Every line with the string "this" should be gathered.

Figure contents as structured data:
________

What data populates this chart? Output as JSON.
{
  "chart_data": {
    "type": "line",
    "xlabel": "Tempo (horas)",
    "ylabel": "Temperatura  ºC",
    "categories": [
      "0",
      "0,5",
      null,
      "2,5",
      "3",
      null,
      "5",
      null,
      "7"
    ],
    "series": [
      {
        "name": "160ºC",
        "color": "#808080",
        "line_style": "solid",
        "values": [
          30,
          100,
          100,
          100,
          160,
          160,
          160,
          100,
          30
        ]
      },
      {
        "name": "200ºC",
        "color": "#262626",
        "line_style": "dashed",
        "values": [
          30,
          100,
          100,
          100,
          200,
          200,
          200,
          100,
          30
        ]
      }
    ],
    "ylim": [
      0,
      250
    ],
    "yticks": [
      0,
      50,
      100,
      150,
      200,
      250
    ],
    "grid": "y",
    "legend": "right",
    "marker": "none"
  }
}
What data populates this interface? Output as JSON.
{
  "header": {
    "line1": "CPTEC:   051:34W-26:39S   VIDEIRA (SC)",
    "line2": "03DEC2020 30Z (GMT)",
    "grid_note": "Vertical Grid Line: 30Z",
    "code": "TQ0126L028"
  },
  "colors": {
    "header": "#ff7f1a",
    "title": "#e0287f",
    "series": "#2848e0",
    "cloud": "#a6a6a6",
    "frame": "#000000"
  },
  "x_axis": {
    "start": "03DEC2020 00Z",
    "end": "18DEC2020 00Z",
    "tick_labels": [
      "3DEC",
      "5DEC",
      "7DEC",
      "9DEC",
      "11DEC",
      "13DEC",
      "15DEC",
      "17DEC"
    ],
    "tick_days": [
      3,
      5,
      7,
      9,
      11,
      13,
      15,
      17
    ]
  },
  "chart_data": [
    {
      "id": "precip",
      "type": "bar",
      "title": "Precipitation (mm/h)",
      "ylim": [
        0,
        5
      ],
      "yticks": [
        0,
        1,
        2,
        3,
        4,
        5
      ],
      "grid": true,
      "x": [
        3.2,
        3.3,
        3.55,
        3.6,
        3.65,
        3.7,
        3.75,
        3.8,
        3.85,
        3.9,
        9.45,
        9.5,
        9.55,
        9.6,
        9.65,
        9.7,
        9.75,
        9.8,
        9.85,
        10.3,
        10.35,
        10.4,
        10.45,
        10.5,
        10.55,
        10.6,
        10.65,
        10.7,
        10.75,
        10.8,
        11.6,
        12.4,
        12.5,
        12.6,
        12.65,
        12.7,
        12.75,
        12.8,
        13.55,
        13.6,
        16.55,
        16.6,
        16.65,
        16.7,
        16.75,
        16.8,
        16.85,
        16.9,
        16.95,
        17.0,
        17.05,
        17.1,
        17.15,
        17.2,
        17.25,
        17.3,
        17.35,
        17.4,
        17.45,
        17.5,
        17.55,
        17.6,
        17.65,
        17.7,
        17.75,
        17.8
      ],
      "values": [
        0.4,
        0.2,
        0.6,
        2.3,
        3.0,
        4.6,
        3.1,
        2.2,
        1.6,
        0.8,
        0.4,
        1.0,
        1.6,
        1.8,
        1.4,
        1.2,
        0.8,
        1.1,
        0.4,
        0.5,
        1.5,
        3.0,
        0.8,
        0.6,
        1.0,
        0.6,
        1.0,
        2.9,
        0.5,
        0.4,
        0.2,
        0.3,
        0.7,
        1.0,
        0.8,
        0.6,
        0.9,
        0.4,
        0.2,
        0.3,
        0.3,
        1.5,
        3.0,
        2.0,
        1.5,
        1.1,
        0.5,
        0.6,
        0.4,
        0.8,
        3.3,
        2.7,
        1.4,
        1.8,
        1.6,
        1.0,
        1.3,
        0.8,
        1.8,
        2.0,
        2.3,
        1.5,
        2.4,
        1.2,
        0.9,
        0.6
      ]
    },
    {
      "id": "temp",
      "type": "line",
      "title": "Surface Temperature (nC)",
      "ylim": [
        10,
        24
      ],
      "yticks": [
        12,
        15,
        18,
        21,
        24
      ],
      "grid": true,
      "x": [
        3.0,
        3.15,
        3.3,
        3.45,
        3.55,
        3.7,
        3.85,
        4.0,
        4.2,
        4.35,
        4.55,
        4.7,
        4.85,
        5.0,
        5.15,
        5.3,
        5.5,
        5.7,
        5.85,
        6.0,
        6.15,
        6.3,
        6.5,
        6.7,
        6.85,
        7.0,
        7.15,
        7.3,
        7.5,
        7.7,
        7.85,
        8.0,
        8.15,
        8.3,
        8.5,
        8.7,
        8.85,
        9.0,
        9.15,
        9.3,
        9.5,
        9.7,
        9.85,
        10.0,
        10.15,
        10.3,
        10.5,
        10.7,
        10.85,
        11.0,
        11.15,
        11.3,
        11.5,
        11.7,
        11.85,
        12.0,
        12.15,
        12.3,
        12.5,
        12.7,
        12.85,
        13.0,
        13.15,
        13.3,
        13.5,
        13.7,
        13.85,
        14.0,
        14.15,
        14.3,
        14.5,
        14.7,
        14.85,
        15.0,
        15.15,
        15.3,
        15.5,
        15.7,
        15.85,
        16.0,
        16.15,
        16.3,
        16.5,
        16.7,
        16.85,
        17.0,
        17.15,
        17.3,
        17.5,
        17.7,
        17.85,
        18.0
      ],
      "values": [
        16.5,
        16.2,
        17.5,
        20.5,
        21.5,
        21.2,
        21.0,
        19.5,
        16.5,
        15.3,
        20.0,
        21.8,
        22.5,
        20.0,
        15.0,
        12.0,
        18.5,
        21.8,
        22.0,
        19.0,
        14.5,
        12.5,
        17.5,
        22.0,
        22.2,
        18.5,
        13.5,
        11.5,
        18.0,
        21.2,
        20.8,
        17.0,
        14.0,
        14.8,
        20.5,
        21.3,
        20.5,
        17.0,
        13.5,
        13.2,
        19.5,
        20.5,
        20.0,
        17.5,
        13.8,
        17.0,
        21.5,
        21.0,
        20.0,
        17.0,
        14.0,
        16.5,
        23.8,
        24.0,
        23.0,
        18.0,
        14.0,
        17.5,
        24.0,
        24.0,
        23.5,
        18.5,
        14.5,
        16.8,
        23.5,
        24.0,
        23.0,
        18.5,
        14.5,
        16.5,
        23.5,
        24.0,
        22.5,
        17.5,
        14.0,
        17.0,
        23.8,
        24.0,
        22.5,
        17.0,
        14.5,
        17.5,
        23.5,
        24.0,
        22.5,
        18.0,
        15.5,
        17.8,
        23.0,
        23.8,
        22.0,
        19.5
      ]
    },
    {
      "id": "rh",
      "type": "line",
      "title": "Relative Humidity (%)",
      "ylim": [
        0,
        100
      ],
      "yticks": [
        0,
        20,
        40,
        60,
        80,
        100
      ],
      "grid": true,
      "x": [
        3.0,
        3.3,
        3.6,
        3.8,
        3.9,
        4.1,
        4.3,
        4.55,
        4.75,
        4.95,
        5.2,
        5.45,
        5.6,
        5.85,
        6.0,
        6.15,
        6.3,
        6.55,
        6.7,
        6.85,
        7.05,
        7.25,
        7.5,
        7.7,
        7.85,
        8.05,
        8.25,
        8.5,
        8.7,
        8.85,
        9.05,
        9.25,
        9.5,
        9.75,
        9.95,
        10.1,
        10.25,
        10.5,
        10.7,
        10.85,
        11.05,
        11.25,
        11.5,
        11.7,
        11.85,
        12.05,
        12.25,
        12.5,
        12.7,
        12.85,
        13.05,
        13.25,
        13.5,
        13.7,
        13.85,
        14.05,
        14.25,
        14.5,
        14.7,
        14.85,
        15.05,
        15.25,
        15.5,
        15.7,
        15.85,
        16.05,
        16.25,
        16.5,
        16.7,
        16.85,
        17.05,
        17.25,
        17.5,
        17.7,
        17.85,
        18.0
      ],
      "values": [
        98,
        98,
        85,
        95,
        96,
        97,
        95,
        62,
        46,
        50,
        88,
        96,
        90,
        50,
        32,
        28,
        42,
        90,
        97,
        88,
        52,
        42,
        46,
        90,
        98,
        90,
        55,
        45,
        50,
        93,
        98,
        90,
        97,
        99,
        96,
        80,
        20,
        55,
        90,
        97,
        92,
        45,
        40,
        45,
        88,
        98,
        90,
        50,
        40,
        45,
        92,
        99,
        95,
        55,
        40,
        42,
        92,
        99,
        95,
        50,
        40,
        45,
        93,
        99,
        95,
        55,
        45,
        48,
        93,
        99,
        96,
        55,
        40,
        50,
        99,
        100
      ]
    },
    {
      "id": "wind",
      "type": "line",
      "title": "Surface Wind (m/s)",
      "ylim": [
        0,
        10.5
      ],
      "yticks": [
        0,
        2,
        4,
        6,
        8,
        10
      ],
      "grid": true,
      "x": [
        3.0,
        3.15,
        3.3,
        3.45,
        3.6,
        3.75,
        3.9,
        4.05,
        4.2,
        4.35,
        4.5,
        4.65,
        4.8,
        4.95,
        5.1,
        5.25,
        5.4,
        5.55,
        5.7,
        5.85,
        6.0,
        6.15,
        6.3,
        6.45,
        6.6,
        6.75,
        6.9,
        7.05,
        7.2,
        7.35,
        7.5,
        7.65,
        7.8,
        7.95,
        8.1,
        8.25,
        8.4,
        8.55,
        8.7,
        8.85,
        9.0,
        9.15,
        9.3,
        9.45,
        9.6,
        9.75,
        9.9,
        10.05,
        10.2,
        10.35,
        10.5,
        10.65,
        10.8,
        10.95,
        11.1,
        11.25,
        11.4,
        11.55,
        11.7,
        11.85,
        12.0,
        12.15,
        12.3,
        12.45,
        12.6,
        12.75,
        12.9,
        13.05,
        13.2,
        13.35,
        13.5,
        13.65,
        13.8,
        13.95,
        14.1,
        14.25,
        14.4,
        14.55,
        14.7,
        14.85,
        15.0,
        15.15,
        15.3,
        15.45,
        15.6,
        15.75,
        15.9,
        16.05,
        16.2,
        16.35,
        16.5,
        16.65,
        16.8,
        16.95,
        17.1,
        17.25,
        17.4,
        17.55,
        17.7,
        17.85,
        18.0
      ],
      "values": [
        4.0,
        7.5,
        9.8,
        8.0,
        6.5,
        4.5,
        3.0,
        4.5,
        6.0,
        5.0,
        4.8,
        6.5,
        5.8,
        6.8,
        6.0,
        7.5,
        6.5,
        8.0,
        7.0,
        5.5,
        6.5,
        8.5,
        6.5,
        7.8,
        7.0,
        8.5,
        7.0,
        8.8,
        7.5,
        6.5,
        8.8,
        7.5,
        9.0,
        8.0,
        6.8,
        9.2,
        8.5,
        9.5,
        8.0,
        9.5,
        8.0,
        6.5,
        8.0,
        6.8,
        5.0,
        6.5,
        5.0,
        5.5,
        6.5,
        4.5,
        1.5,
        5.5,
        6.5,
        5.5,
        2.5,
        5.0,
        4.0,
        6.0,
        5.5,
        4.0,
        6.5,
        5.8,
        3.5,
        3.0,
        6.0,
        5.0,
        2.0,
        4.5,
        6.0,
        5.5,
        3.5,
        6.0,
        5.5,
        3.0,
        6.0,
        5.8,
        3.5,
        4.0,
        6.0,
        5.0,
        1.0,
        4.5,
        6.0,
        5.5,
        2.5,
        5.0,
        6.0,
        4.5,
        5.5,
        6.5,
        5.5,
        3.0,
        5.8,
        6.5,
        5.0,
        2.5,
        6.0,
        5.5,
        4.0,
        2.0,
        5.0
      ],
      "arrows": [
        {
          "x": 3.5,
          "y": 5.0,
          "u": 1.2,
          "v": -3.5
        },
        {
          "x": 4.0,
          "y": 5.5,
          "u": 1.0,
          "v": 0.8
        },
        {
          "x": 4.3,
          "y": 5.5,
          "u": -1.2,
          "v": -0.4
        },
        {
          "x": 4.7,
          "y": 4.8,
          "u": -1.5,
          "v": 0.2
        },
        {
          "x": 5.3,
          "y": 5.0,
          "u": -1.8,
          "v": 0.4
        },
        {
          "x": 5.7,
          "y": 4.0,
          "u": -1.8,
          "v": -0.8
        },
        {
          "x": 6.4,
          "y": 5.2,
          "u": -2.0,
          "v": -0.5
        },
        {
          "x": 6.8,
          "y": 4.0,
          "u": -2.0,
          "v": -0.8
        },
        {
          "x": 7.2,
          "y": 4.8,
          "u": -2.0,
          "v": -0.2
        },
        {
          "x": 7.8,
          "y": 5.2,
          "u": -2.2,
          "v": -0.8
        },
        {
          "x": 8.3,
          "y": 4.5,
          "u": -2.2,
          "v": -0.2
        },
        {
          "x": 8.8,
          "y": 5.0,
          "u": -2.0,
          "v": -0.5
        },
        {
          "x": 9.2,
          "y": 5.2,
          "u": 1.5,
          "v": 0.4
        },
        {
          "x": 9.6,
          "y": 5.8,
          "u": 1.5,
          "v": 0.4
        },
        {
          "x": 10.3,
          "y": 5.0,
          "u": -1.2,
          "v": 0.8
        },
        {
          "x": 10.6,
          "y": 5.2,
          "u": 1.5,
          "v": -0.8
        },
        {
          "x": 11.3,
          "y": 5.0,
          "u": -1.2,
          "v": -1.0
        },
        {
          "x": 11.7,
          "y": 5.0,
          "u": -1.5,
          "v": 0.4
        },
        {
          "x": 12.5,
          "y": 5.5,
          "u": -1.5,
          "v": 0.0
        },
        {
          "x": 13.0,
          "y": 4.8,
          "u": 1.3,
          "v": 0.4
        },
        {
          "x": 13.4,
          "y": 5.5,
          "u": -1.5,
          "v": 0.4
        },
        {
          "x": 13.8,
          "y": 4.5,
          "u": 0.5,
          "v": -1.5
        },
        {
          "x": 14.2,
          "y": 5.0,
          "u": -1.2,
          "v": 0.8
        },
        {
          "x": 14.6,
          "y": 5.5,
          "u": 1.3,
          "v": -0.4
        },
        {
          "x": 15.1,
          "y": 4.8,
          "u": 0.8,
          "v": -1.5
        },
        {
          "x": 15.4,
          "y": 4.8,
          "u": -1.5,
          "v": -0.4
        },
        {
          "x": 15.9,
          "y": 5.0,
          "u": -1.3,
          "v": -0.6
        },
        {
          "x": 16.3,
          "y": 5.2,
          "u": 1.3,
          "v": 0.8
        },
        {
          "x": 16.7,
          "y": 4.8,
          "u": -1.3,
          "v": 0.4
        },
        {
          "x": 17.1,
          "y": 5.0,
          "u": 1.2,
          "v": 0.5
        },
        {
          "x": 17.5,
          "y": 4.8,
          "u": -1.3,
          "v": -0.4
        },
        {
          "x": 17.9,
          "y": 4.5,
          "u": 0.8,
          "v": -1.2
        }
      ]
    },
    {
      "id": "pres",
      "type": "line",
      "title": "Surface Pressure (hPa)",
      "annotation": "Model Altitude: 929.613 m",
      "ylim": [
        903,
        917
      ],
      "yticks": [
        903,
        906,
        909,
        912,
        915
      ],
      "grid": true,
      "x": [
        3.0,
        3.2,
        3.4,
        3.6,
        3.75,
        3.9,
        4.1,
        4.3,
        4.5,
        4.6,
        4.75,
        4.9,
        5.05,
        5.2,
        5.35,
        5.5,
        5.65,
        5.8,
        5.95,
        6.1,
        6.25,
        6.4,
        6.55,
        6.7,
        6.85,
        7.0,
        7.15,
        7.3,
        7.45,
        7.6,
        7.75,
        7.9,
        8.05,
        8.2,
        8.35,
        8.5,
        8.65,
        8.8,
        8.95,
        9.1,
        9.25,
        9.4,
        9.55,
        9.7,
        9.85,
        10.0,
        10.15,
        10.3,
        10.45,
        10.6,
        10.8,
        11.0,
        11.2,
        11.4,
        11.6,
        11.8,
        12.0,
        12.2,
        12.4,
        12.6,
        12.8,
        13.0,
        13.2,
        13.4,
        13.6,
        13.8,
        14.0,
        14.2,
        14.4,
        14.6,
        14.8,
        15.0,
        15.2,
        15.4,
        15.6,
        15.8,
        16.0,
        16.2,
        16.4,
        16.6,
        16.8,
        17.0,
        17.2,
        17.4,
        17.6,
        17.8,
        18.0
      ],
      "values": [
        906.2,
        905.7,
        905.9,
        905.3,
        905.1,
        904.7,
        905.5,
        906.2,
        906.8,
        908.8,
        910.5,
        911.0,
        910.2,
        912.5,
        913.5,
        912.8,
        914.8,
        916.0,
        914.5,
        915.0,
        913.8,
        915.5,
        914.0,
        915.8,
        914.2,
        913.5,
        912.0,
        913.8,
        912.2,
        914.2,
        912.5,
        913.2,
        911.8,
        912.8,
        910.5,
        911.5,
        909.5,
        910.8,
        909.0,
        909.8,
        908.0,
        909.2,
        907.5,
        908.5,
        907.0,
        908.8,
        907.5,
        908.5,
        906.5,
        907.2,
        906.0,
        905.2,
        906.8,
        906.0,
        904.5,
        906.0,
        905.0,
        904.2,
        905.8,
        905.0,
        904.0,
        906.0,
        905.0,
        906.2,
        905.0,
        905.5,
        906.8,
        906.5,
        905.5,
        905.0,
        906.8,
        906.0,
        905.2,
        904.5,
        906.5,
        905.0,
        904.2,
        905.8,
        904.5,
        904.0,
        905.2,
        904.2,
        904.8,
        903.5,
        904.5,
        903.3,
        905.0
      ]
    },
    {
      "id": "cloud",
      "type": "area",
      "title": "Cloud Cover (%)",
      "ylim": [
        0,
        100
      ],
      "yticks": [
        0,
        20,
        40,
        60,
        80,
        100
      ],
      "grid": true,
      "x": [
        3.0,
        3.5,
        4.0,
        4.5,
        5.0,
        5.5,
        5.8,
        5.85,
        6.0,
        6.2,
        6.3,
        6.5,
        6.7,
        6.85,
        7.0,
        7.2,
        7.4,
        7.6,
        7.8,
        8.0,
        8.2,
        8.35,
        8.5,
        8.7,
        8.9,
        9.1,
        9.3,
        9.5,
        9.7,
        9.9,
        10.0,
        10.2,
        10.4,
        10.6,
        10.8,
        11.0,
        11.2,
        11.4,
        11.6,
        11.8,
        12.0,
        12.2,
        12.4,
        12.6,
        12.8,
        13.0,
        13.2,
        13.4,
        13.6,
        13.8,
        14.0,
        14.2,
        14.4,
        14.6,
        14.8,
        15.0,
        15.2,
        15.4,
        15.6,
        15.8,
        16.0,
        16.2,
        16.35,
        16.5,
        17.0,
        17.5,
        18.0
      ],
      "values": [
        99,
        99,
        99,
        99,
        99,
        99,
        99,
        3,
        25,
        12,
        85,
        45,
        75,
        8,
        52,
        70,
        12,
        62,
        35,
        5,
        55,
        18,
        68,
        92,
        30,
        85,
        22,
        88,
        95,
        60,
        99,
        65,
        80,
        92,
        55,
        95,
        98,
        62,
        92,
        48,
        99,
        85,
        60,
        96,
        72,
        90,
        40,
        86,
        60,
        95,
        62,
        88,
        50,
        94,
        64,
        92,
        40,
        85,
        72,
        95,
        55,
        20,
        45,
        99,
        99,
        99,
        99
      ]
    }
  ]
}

________

CORRECT RESULT:
What data populates this chart? Output as JSON.
What data populates this interface? Output as JSON.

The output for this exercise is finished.